[Task instructions]
The entries below should be quoted exactly, with no pictures carried over.

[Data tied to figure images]
++++++++

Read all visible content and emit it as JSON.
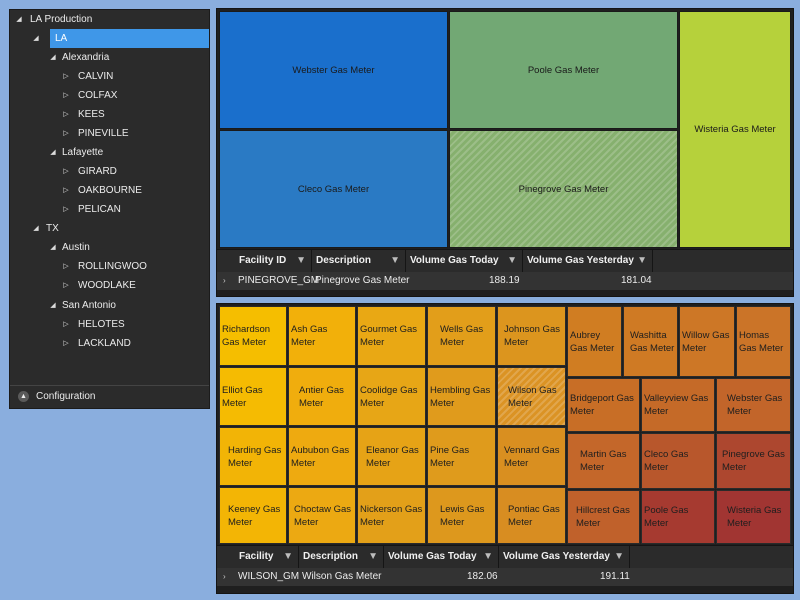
{
  "tree": {
    "nodes": [
      {
        "label": "LA Production",
        "expander": "◢"
      },
      {
        "label": "LA",
        "expander": "◢"
      },
      {
        "label": "Alexandria",
        "expander": "◢"
      },
      {
        "label": "CALVIN",
        "expander": "▷"
      },
      {
        "label": "COLFAX",
        "expander": "▷"
      },
      {
        "label": "KEES",
        "expander": "▷"
      },
      {
        "label": "PINEVILLE",
        "expander": "▷"
      },
      {
        "label": "Lafayette",
        "expander": "◢"
      },
      {
        "label": "GIRARD",
        "expander": "▷"
      },
      {
        "label": "OAKBOURNE",
        "expander": "▷"
      },
      {
        "label": "PELICAN",
        "expander": "▷"
      },
      {
        "label": "TX",
        "expander": "◢"
      },
      {
        "label": "Austin",
        "expander": "◢"
      },
      {
        "label": "ROLLINGWOO",
        "expander": "▷"
      },
      {
        "label": "WOODLAKE",
        "expander": "▷"
      },
      {
        "label": "San Antonio",
        "expander": "◢"
      },
      {
        "label": "HELOTES",
        "expander": "▷"
      },
      {
        "label": "LACKLAND",
        "expander": "▷"
      }
    ],
    "configuration_label": "Configuration",
    "configuration_icon": "▲"
  },
  "top_treemap": {
    "tiles": [
      {
        "label": "Webster Gas Meter",
        "color": "#1a6fcc"
      },
      {
        "label": "Poole Gas Meter",
        "color": "#72a874"
      },
      {
        "label": "Wisteria Gas Meter",
        "color": "#b6d13b"
      },
      {
        "label": "Cleco Gas Meter",
        "color": "#2a7ac4"
      },
      {
        "label": "Pinegrove Gas Meter",
        "color": "#86b06e"
      }
    ]
  },
  "top_grid": {
    "columns": [
      "Facility ID",
      "Description",
      "Volume Gas Today",
      "Volume Gas Yesterday"
    ],
    "filter_icon": "▼",
    "expander": "›",
    "row": {
      "facility_id": "PINEGROVE_GM",
      "description": "Pinegrove Gas Meter",
      "today": "188.19",
      "yesterday": "181.04"
    }
  },
  "bottom_treemap": {
    "tiles": [
      {
        "label": "Richardson Gas Meter",
        "color": "#f5be00"
      },
      {
        "label": "Ash Gas Meter",
        "color": "#f2b00a"
      },
      {
        "label": "Gourmet Gas Meter",
        "color": "#e9a814"
      },
      {
        "label": "Wells Gas Meter",
        "color": "#e29e1a"
      },
      {
        "label": "Johnson Gas Meter",
        "color": "#dc951e"
      },
      {
        "label": "Elliot Gas Meter",
        "color": "#f5bb02"
      },
      {
        "label": "Antier Gas Meter",
        "color": "#f0ad0d"
      },
      {
        "label": "Coolidge Gas Meter",
        "color": "#e7a616"
      },
      {
        "label": "Hembling Gas Meter",
        "color": "#e09b1c"
      },
      {
        "label": "Wilson Gas Meter",
        "color": "#db9324"
      },
      {
        "label": "Harding Gas Meter",
        "color": "#f2b406"
      },
      {
        "label": "Aububon Gas Meter",
        "color": "#eeaa10"
      },
      {
        "label": "Eleanor Gas Meter",
        "color": "#e6a316"
      },
      {
        "label": "Pine Gas Meter",
        "color": "#df9b1c"
      },
      {
        "label": "Vennard Gas Meter",
        "color": "#d98f20"
      },
      {
        "label": "Keeney Gas Meter",
        "color": "#f3b505"
      },
      {
        "label": "Choctaw Gas Meter",
        "color": "#eca912"
      },
      {
        "label": "Nickerson Gas Meter",
        "color": "#e3a019"
      },
      {
        "label": "Lewis Gas Meter",
        "color": "#dd981d"
      },
      {
        "label": "Pontiac Gas Meter",
        "color": "#d88d21"
      },
      {
        "label": "Aubrey Gas Meter",
        "color": "#d07d22"
      },
      {
        "label": "Washitta Gas Meter",
        "color": "#cf7a24"
      },
      {
        "label": "Willow Gas Meter",
        "color": "#cd7726"
      },
      {
        "label": "Homas Gas Meter",
        "color": "#cb7428"
      },
      {
        "label": "Bridgeport Gas Meter",
        "color": "#c86e26"
      },
      {
        "label": "Valleyview Gas Meter",
        "color": "#c56a28"
      },
      {
        "label": "Webster Gas Meter",
        "color": "#c2652a"
      },
      {
        "label": "Martin Gas Meter",
        "color": "#c4672a"
      },
      {
        "label": "Cleco Gas Meter",
        "color": "#b8572c"
      },
      {
        "label": "Pinegrove Gas Meter",
        "color": "#ad472f"
      },
      {
        "label": "Hillcrest Gas Meter",
        "color": "#c0612b"
      },
      {
        "label": "Poole Gas Meter",
        "color": "#a63a30"
      },
      {
        "label": "Wisteria Gas Meter",
        "color": "#a13532"
      }
    ]
  },
  "bottom_grid": {
    "columns": [
      "Facility",
      "Description",
      "Volume Gas Today",
      "Volume Gas Yesterday"
    ],
    "filter_icon": "▼",
    "expander": "›",
    "row": {
      "facility": "WILSON_GM",
      "description": "Wilson Gas Meter",
      "today": "182.06",
      "yesterday": "191.11"
    }
  }
}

++++++++

[Answer to the exercise]
Read all visible content and emit it as JSON.
{
  "tree": {
    "nodes": [
      {
        "label": "LA Production",
        "expander": "◢"
      },
      {
        "label": "LA",
        "expander": "◢"
      },
      {
        "label": "Alexandria",
        "expander": "◢"
      },
      {
        "label": "CALVIN",
        "expander": "▷"
      },
      {
        "label": "COLFAX",
        "expander": "▷"
      },
      {
        "label": "KEES",
        "expander": "▷"
      },
      {
        "label": "PINEVILLE",
        "expander": "▷"
      },
      {
        "label": "Lafayette",
        "expander": "◢"
      },
      {
        "label": "GIRARD",
        "expander": "▷"
      },
      {
        "label": "OAKBOURNE",
        "expander": "▷"
      },
      {
        "label": "PELICAN",
        "expander": "▷"
      },
      {
        "label": "TX",
        "expander": "◢"
      },
      {
        "label": "Austin",
        "expander": "◢"
      },
      {
        "label": "ROLLINGWOO",
        "expander": "▷"
      },
      {
        "label": "WOODLAKE",
        "expander": "▷"
      },
      {
        "label": "San Antonio",
        "expander": "◢"
      },
      {
        "label": "HELOTES",
        "expander": "▷"
      },
      {
        "label": "LACKLAND",
        "expander": "▷"
      }
    ],
    "configuration_label": "Configuration",
    "configuration_icon": "▲"
  },
  "top_treemap": {
    "tiles": [
      {
        "label": "Webster Gas Meter",
        "color": "#1a6fcc"
      },
      {
        "label": "Poole Gas Meter",
        "color": "#72a874"
      },
      {
        "label": "Wisteria Gas Meter",
        "color": "#b6d13b"
      },
      {
        "label": "Cleco Gas Meter",
        "color": "#2a7ac4"
      },
      {
        "label": "Pinegrove Gas Meter",
        "color": "#86b06e"
      }
    ]
  },
  "top_grid": {
    "columns": [
      "Facility ID",
      "Description",
      "Volume Gas Today",
      "Volume Gas Yesterday"
    ],
    "filter_icon": "▼",
    "expander": "›",
    "row": {
      "facility_id": "PINEGROVE_GM",
      "description": "Pinegrove Gas Meter",
      "today": "188.19",
      "yesterday": "181.04"
    }
  },
  "bottom_treemap": {
    "tiles": [
      {
        "label": "Richardson Gas Meter",
        "color": "#f5be00"
      },
      {
        "label": "Ash Gas Meter",
        "color": "#f2b00a"
      },
      {
        "label": "Gourmet Gas Meter",
        "color": "#e9a814"
      },
      {
        "label": "Wells Gas Meter",
        "color": "#e29e1a"
      },
      {
        "label": "Johnson Gas Meter",
        "color": "#dc951e"
      },
      {
        "label": "Elliot Gas Meter",
        "color": "#f5bb02"
      },
      {
        "label": "Antier Gas Meter",
        "color": "#f0ad0d"
      },
      {
        "label": "Coolidge Gas Meter",
        "color": "#e7a616"
      },
      {
        "label": "Hembling Gas Meter",
        "color": "#e09b1c"
      },
      {
        "label": "Wilson Gas Meter",
        "color": "#db9324"
      },
      {
        "label": "Harding Gas Meter",
        "color": "#f2b406"
      },
      {
        "label": "Aububon Gas Meter",
        "color": "#eeaa10"
      },
      {
        "label": "Eleanor Gas Meter",
        "color": "#e6a316"
      },
      {
        "label": "Pine Gas Meter",
        "color": "#df9b1c"
      },
      {
        "label": "Vennard Gas Meter",
        "color": "#d98f20"
      },
      {
        "label": "Keeney Gas Meter",
        "color": "#f3b505"
      },
      {
        "label": "Choctaw Gas Meter",
        "color": "#eca912"
      },
      {
        "label": "Nickerson Gas Meter",
        "color": "#e3a019"
      },
      {
        "label": "Lewis Gas Meter",
        "color": "#dd981d"
      },
      {
        "label": "Pontiac Gas Meter",
        "color": "#d88d21"
      },
      {
        "label": "Aubrey Gas Meter",
        "color": "#d07d22"
      },
      {
        "label": "Washitta Gas Meter",
        "color": "#cf7a24"
      },
      {
        "label": "Willow Gas Meter",
        "color": "#cd7726"
      },
      {
        "label": "Homas Gas Meter",
        "color": "#cb7428"
      },
      {
        "label": "Bridgeport Gas Meter",
        "color": "#c86e26"
      },
      {
        "label": "Valleyview Gas Meter",
        "color": "#c56a28"
      },
      {
        "label": "Webster Gas Meter",
        "color": "#c2652a"
      },
      {
        "label": "Martin Gas Meter",
        "color": "#c4672a"
      },
      {
        "label": "Cleco Gas Meter",
        "color": "#b8572c"
      },
      {
        "label": "Pinegrove Gas Meter",
        "color": "#ad472f"
      },
      {
        "label": "Hillcrest Gas Meter",
        "color": "#c0612b"
      },
      {
        "label": "Poole Gas Meter",
        "color": "#a63a30"
      },
      {
        "label": "Wisteria Gas Meter",
        "color": "#a13532"
      }
    ]
  },
  "bottom_grid": {
    "columns": [
      "Facility",
      "Description",
      "Volume Gas Today",
      "Volume Gas Yesterday"
    ],
    "filter_icon": "▼",
    "expander": "›",
    "row": {
      "facility": "WILSON_GM",
      "description": "Wilson Gas Meter",
      "today": "182.06",
      "yesterday": "191.11"
    }
  }
}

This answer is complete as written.